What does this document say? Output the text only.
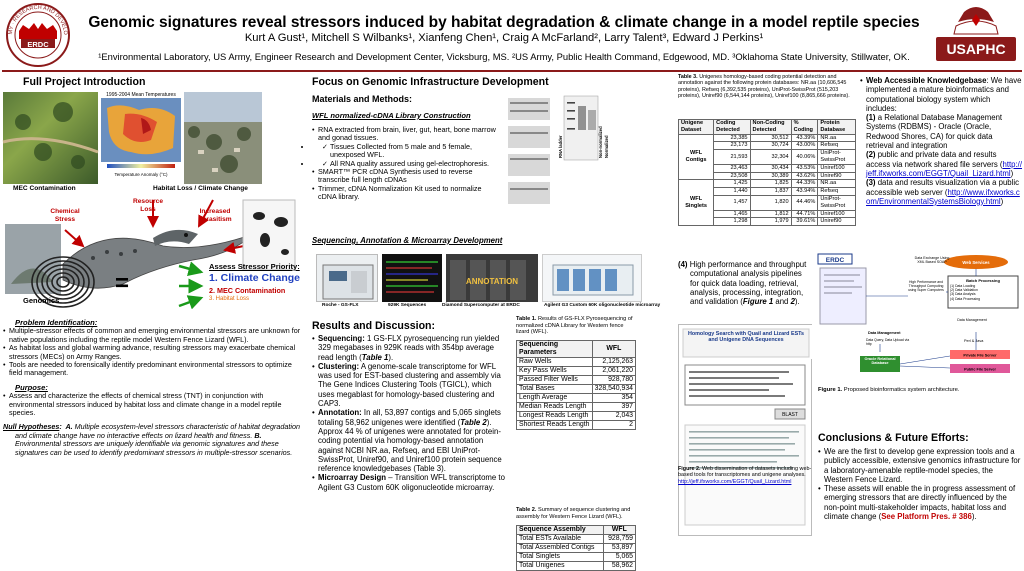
ERDC
MY · RESEARCH AND DEVELO
Genomic signatures reveal stressors induced by habitat degradation & climate change in a model reptile species
Kurt A Gust¹, Mitchell S Wilbanks¹, Xianfeng Chen¹, Craig A McFarland², Larry Talent³, Edward J Perkins¹
¹Environmental Laboratory, US Army, Engineer Research and Development Center, Vicksburg, MS. ²US Army, Public Health Command, Edgewood, MD. ³Oklahoma State University, Stillwater, OK.	USAPHC
Full Project Introduction
1995-2004 Mean Temperatures
Temperature Anomaly (°C)
MEC Contamination	Habitat Loss / Climate Change
Resource Loss
Chemical Stress
Increased Parasitism
Genomics
=
Assess Stressor Priority:
1. Climate Change
2. MEC Contamination
3. Habitat Loss
Problem Identification:
• Multiple-stressor effects of common and emerging environmental stressors are unknown for native populations including the reptile model Western Fence Lizard (WFL).
• As habitat loss and global warming advance, resulting stressors may exacerbate chemical stressors (MECs) on Army Ranges.
• Tools are needed to forensically identify predominant environmental stressors to optimize field management.
Purpose:
• Assess and characterize the effects of chemical stress (TNT) in conjunction with environmental stressors induced by habitat loss and climate change in a model reptile species.
Null Hypotheses:  A. Multiple ecosystem-level stressors characteristic of habitat degradation and climate change have no interactive effects on lizard health and fitness. B. Environmental stressors are uniquely identifiable via genomic signatures and these signatures can be used to identify predominant stressors in multiple-stressor scenarios.
Focus on Genomic Infrastructure Development
Materials and Methods:
WFL normalized-cDNA Library Construction
• RNA extracted from brain, liver, gut, heart, bone marrow and gonad tissues.
✓ • Tissues Collected from 5 male and 5 female, unexposed WFL.
✓ • All RNA quality assured using gel-electrophoresis.
• SMART™ PCR cDNA Synthesis used to reverse transcribe full length cDNAs
• Trimmer, cDNA Normalization Kit used to normalize cDNA library.
Non-normalized Normalized
RNA ladder
Sequencing, Annotation & Microarray Development
ANNOTATION
Roche - GS-FLX	929K Sequences	Diamond Supercomputer at ERDC	Agilent G3 Custom 60K oligonucleotide microarray
Results and Discussion:
• Sequencing: 1 GS-FLX pyrosequencing run yielded 329 megabases in 929K reads with 354bp average read length (Table 1).
• Clustering: A genome-scale transcriptome for WFL was used for EST-based clustering and assembly via The Gene Indices Clustering Tools (TGICL), which uses megablast for homology-based clustering and CAP3.
• Annotation: In all, 53,897 contigs and 5,065 singlets totaling 58,962 unigenes were identified (Table 2). Approx 44 % of unigenes were annotated for protein-coding potential via homology-based annotation against NCBI NR.aa, Refseq, and EBI UniProt-SwissProt, Uniref90, and Uniref100 protein sequence reference knowledgebases (Table 3).
• Microarray Design – Transition WFL transcriptome to Agilent G3 Custom 60K oligonucleotide microarray.
Table 1. Results of GS-FLX Pyrosequencing of normalized cDNA Library for Western fence lizard (WFL).
Sequencing Parameters	WFL
Raw Wells	2,125,263
Key Pass Wells	2,061,220
Passed Filter Wells	928,780
Total Bases	328,540,934
Length Average	354
Median Reads Length	397
Longest Reads Length	2,043
Shortest Reads Length	2
Table 2. Summary of sequence clustering and assembly for Western Fence Lizard (WFL).
Sequence Assembly	WFL
Total ESTs Available	928,759
Total Assembled Contigs	53,897
Total Singlets	5,065
Total Unigenes	58,962
Table 3. Unigenes homology-based coding potential detection and annotation against the following protein databases: NR.aa (10,606,545 proteins), Refseq (6,392,535 proteins), UniProt-SwissProt (515,203 proteins), Uniref90 (6,544,144 proteins), Uniref100 (8,865,666 proteins).
Unigene Dataset	Coding Detected	Non-Coding Detected	% Coding	Protein Database
WFL Contigs	23,385	30,512	43.39%	NR.aa
	23,173	30,724	43.00%	Refseq
	21,593	32,304	40.06%	UniProt-SwissProt
	23,463	30,434	43.53%	Uniref100
	23,508	30,389	43.62%	Uniref90
WFL Singlets	1,425	1,825	44.33%	NR.aa
	1,440	1,837	43.94%	Refseq
	1,457	1,820	44.46%	UniProt-SwissProt
	1,465	1,812	44.71%	Uniref100
	1,298	1,979	39.61%	Uniref90
• Web Accessible Knowledgebase: We have implemented a mature bioinformatics and computational biology system which includes:
(1) a Relational Database Management Systems (RDBMS) - Oracle (Oracle, Redwood Shores, CA) for quick data retrieval and integration
(2) public and private data and results access via network shared file servers (http://jeff.ifxworks.com/EGGT/Quail_Lizard.html)
(3) data and results visualization via a public accessible web server (http://www.ifxworks.com/EnvironmentalSystemsBiology.html)
(4) High performance and throughput computational analysis pipelines for quick data loading, retrieval, analysis, processing, integration, and validation (Figure 1 and 2).
Homology Search with Quail and Lizard ESTs and Unigene DNA Sequences
BLAST
Figure 2. Web dissemination of datasets including web-based tools for transcriptomes and unigene analyses. http://jeff.ifxworks.com/EGGT/Quail_Lizard.html
ERDC	Web Services
Data Exchange Using XML Based SOAP
Batch Processing
(1) Data Loading
(2) Data Validation
(3) Data Analysis
(4) Data Processing
High Performance and Throughput Computing using Super Computers
Data Management
Data Management
Data Query, Data Upload via http
Perl & Java
Oracle Relational Database
Private File Server
Public File Server
Figure 1. Proposed bioinformatics system architecture.
Conclusions & Future Efforts:
• We are the first to develop gene expression tools and a publicly accessible, extensive genomics infrastructure for a laboratory-amenable reptile-model species, the Western Fence Lizard.
• These assets will enable the in progress assessment of emerging stressors that are directly influenced by the non-point multi-stakeholder impacts, habitat loss and climate change (See Platform Pres. # 386).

Aim of the exercise: Pull every line containing "integration" from the entries above and copy it.

Solution for this exercise:
(1) a Relational Database Management Systems (RDBMS) - Oracle (Oracle, Redwood Shores, CA) for quick data retrieval and integration
(4) High performance and throughput computational analysis pipelines for quick data loading, retrieval, analysis, processing, integration, and validation (Figure 1 and 2).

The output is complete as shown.